### Data for this task:

*-*-*

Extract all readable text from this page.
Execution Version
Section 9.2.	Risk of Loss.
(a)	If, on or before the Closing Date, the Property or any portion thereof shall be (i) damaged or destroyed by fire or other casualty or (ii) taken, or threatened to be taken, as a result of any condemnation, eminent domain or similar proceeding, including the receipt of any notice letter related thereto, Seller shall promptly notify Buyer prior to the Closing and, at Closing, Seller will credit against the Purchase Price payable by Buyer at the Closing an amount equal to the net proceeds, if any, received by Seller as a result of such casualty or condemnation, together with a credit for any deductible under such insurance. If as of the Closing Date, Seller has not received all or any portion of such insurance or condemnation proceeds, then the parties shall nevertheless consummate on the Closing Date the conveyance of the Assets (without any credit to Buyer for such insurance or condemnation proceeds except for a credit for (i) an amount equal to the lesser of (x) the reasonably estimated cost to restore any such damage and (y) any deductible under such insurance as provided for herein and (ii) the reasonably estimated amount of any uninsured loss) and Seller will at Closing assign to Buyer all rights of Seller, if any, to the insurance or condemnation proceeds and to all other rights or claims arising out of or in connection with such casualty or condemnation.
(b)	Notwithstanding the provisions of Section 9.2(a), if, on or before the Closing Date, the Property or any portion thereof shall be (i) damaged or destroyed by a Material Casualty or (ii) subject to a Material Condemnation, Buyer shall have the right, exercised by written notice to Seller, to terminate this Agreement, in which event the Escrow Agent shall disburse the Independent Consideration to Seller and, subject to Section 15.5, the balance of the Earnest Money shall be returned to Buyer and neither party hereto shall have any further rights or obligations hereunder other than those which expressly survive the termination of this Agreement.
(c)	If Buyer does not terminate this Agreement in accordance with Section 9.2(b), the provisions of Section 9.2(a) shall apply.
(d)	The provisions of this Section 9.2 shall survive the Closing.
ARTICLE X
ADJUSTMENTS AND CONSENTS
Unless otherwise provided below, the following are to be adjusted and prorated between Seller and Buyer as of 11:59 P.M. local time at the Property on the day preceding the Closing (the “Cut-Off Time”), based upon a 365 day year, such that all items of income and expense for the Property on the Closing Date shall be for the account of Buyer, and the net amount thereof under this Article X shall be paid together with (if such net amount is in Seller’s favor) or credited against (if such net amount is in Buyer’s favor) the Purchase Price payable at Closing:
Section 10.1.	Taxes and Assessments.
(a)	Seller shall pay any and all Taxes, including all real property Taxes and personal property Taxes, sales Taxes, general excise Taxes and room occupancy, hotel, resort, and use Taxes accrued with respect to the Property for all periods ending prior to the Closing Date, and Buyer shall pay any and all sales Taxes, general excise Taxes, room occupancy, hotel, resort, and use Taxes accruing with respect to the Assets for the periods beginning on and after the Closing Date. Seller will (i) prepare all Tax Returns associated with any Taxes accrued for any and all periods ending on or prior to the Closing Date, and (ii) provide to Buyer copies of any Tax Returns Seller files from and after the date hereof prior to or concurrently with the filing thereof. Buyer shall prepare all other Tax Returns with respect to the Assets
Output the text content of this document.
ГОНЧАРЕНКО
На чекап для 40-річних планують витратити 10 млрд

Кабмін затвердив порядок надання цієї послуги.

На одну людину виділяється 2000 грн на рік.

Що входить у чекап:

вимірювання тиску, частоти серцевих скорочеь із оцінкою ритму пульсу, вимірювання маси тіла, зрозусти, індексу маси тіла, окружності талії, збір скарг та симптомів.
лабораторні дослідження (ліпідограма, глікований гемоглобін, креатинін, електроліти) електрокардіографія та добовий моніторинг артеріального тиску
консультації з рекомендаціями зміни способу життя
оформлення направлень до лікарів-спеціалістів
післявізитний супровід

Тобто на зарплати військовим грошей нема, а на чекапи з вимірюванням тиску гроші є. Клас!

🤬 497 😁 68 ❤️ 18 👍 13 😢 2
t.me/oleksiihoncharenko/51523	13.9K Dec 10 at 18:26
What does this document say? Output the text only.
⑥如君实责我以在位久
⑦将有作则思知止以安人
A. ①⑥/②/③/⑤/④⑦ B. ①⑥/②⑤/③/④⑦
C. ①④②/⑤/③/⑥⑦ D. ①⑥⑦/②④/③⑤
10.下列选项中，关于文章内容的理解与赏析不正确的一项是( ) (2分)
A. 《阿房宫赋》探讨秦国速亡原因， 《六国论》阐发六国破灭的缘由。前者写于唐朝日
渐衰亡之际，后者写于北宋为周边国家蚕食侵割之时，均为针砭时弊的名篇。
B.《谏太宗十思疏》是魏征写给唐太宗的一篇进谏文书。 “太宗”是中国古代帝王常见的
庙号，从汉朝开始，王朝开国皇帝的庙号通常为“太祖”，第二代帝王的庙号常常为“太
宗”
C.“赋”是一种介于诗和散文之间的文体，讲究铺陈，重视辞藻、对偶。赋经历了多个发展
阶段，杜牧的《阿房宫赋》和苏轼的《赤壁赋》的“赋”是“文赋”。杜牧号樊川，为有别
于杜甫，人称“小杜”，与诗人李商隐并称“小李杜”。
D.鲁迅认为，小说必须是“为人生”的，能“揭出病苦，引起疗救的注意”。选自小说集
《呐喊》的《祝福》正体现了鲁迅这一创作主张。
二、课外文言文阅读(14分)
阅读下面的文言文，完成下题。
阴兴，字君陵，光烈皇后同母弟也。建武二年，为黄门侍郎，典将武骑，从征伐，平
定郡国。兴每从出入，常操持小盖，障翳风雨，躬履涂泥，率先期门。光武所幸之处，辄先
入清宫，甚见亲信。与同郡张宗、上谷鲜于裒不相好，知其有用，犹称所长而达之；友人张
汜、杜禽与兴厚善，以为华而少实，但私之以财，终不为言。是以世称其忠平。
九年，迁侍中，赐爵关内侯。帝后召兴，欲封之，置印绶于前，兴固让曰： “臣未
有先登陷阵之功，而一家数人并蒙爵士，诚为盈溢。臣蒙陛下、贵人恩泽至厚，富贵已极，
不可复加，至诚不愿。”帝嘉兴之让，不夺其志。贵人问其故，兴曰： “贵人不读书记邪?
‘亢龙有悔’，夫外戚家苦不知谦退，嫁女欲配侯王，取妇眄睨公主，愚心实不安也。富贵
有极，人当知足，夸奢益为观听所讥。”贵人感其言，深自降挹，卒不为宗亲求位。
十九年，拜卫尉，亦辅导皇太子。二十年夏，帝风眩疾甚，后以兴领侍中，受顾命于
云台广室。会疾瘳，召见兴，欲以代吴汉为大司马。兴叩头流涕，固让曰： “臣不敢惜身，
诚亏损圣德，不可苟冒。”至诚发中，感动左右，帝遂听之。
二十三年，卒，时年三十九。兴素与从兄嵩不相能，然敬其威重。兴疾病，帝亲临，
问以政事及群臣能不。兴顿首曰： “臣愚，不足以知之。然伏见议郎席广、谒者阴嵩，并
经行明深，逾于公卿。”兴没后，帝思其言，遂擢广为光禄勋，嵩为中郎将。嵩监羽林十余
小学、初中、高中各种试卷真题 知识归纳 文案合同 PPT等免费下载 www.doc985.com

*-*-*

### What you have to do:
Above are some records; repeat all of them exactly.

### Final result:
Extract all readable text from this page.
Execution Version
Section 9.2.	Risk of Loss.
(a)	If, on or before the Closing Date, the Property or any portion thereof shall be (i) damaged or destroyed by fire or other casualty or (ii) taken, or threatened to be taken, as a result of any condemnation, eminent domain or similar proceeding, including the receipt of any notice letter related thereto, Seller shall promptly notify Buyer prior to the Closing and, at Closing, Seller will credit against the Purchase Price payable by Buyer at the Closing an amount equal to the net proceeds, if any, received by Seller as a result of such casualty or condemnation, together with a credit for any deductible under such insurance. If as of the Closing Date, Seller has not received all or any portion of such insurance or condemnation proceeds, then the parties shall nevertheless consummate on the Closing Date the conveyance of the Assets (without any credit to Buyer for such insurance or condemnation proceeds except for a credit for (i) an amount equal to the lesser of (x) the reasonably estimated cost to restore any such damage and (y) any deductible under such insurance as provided for herein and (ii) the reasonably estimated amount of any uninsured loss) and Seller will at Closing assign to Buyer all rights of Seller, if any, to the insurance or condemnation proceeds and to all other rights or claims arising out of or in connection with such casualty or condemnation.
(b)	Notwithstanding the provisions of Section 9.2(a), if, on or before the Closing Date, the Property or any portion thereof shall be (i) damaged or destroyed by a Material Casualty or (ii) subject to a Material Condemnation, Buyer shall have the right, exercised by written notice to Seller, to terminate this Agreement, in which event the Escrow Agent shall disburse the Independent Consideration to Seller and, subject to Section 15.5, the balance of the Earnest Money shall be returned to Buyer and neither party hereto shall have any further rights or obligations hereunder other than those which expressly survive the termination of this Agreement.
(c)	If Buyer does not terminate this Agreement in accordance with Section 9.2(b), the provisions of Section 9.2(a) shall apply.
(d)	The provisions of this Section 9.2 shall survive the Closing.
ARTICLE X
ADJUSTMENTS AND CONSENTS
Unless otherwise provided below, the following are to be adjusted and prorated between Seller and Buyer as of 11:59 P.M. local time at the Property on the day preceding the Closing (the “Cut-Off Time”), based upon a 365 day year, such that all items of income and expense for the Property on the Closing Date shall be for the account of Buyer, and the net amount thereof under this Article X shall be paid together with (if such net amount is in Seller’s favor) or credited against (if such net amount is in Buyer’s favor) the Purchase Price payable at Closing:
Section 10.1.	Taxes and Assessments.
(a)	Seller shall pay any and all Taxes, including all real property Taxes and personal property Taxes, sales Taxes, general excise Taxes and room occupancy, hotel, resort, and use Taxes accrued with respect to the Property for all periods ending prior to the Closing Date, and Buyer shall pay any and all sales Taxes, general excise Taxes, room occupancy, hotel, resort, and use Taxes accruing with respect to the Assets for the periods beginning on and after the Closing Date. Seller will (i) prepare all Tax Returns associated with any Taxes accrued for any and all periods ending on or prior to the Closing Date, and (ii) provide to Buyer copies of any Tax Returns Seller files from and after the date hereof prior to or concurrently with the filing thereof. Buyer shall prepare all other Tax Returns with respect to the Assets
Output the text content of this document.
ГОНЧАРЕНКО
На чекап для 40-річних планують витратити 10 млрд

Кабмін затвердив порядок надання цієї послуги.

На одну людину виділяється 2000 грн на рік.

Що входить у чекап:

вимірювання тиску, частоти серцевих скорочеь із оцінкою ритму пульсу, вимірювання маси тіла, зрозусти, індексу маси тіла, окружності талії, збір скарг та симптомів.
лабораторні дослідження (ліпідограма, глікований гемоглобін, креатинін, електроліти) електрокардіографія та добовий моніторинг артеріального тиску
консультації з рекомендаціями зміни способу життя
оформлення направлень до лікарів-спеціалістів
післявізитний супровід

Тобто на зарплати військовим грошей нема, а на чекапи з вимірюванням тиску гроші є. Клас!

🤬 497 😁 68 ❤️ 18 👍 13 😢 2
t.me/oleksiihoncharenko/51523	13.9K Dec 10 at 18:26
What does this document say? Output the text only.
⑥如君实责我以在位久
⑦将有作则思知止以安人
A. ①⑥/②/③/⑤/④⑦ B. ①⑥/②⑤/③/④⑦
C. ①④②/⑤/③/⑥⑦ D. ①⑥⑦/②④/③⑤
10.下列选项中，关于文章内容的理解与赏析不正确的一项是( ) (2分)
A. 《阿房宫赋》探讨秦国速亡原因， 《六国论》阐发六国破灭的缘由。前者写于唐朝日
渐衰亡之际，后者写于北宋为周边国家蚕食侵割之时，均为针砭时弊的名篇。
B.《谏太宗十思疏》是魏征写给唐太宗的一篇进谏文书。 “太宗”是中国古代帝王常见的
庙号，从汉朝开始，王朝开国皇帝的庙号通常为“太祖”，第二代帝王的庙号常常为“太
宗”
C.“赋”是一种介于诗和散文之间的文体，讲究铺陈，重视辞藻、对偶。赋经历了多个发展
阶段，杜牧的《阿房宫赋》和苏轼的《赤壁赋》的“赋”是“文赋”。杜牧号樊川，为有别
于杜甫，人称“小杜”，与诗人李商隐并称“小李杜”。
D.鲁迅认为，小说必须是“为人生”的，能“揭出病苦，引起疗救的注意”。选自小说集
《呐喊》的《祝福》正体现了鲁迅这一创作主张。
二、课外文言文阅读(14分)
阅读下面的文言文，完成下题。
阴兴，字君陵，光烈皇后同母弟也。建武二年，为黄门侍郎，典将武骑，从征伐，平
定郡国。兴每从出入，常操持小盖，障翳风雨，躬履涂泥，率先期门。光武所幸之处，辄先
入清宫，甚见亲信。与同郡张宗、上谷鲜于裒不相好，知其有用，犹称所长而达之；友人张
汜、杜禽与兴厚善，以为华而少实，但私之以财，终不为言。是以世称其忠平。
九年，迁侍中，赐爵关内侯。帝后召兴，欲封之，置印绶于前，兴固让曰： “臣未
有先登陷阵之功，而一家数人并蒙爵士，诚为盈溢。臣蒙陛下、贵人恩泽至厚，富贵已极，
不可复加，至诚不愿。”帝嘉兴之让，不夺其志。贵人问其故，兴曰： “贵人不读书记邪?
‘亢龙有悔’，夫外戚家苦不知谦退，嫁女欲配侯王，取妇眄睨公主，愚心实不安也。富贵
有极，人当知足，夸奢益为观听所讥。”贵人感其言，深自降挹，卒不为宗亲求位。
十九年，拜卫尉，亦辅导皇太子。二十年夏，帝风眩疾甚，后以兴领侍中，受顾命于
云台广室。会疾瘳，召见兴，欲以代吴汉为大司马。兴叩头流涕，固让曰： “臣不敢惜身，
诚亏损圣德，不可苟冒。”至诚发中，感动左右，帝遂听之。
二十三年，卒，时年三十九。兴素与从兄嵩不相能，然敬其威重。兴疾病，帝亲临，
问以政事及群臣能不。兴顿首曰： “臣愚，不足以知之。然伏见议郎席广、谒者阴嵩，并
经行明深，逾于公卿。”兴没后，帝思其言，遂擢广为光禄勋，嵩为中郎将。嵩监羽林十余
小学、初中、高中各种试卷真题 知识归纳 文案合同 PPT等免费下载 www.doc985.com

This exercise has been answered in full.